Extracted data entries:

● ● ● ● ●

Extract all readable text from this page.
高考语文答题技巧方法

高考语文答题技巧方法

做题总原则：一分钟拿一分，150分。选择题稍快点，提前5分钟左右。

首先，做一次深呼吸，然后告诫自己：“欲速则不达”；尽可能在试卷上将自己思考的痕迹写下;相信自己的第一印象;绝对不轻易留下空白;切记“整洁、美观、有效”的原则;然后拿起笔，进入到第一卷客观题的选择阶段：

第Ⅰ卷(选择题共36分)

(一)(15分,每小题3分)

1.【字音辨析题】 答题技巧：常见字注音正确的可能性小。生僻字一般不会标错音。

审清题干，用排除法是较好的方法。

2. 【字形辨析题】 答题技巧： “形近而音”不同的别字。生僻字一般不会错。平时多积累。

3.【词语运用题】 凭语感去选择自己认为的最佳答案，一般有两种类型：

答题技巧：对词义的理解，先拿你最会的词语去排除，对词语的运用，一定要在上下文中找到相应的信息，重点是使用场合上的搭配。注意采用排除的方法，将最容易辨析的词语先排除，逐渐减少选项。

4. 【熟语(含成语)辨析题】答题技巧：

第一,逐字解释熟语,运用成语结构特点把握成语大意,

● ● ● ● ●

**What to produce**
Set every line of the listing down word for word.

**Task response**
Extract all readable text from this page.
高考语文答题技巧方法

高考语文答题技巧方法

做题总原则：一分钟拿一分，150分。选择题稍快点，提前5分钟左右。

首先，做一次深呼吸，然后告诫自己：“欲速则不达”；尽可能在试卷上将自己思考的痕迹写下;相信自己的第一印象;绝对不轻易留下空白;切记“整洁、美观、有效”的原则;然后拿起笔，进入到第一卷客观题的选择阶段：

第Ⅰ卷(选择题共36分)

(一)(15分,每小题3分)

1.【字音辨析题】 答题技巧：常见字注音正确的可能性小。生僻字一般不会标错音。

审清题干，用排除法是较好的方法。

2. 【字形辨析题】 答题技巧： “形近而音”不同的别字。生僻字一般不会错。平时多积累。

3.【词语运用题】 凭语感去选择自己认为的最佳答案，一般有两种类型：

答题技巧：对词义的理解，先拿你最会的词语去排除，对词语的运用，一定要在上下文中找到相应的信息，重点是使用场合上的搭配。注意采用排除的方法，将最容易辨析的词语先排除，逐渐减少选项。

4. 【熟语(含成语)辨析题】答题技巧：

第一,逐字解释熟语,运用成语结构特点把握成语大意,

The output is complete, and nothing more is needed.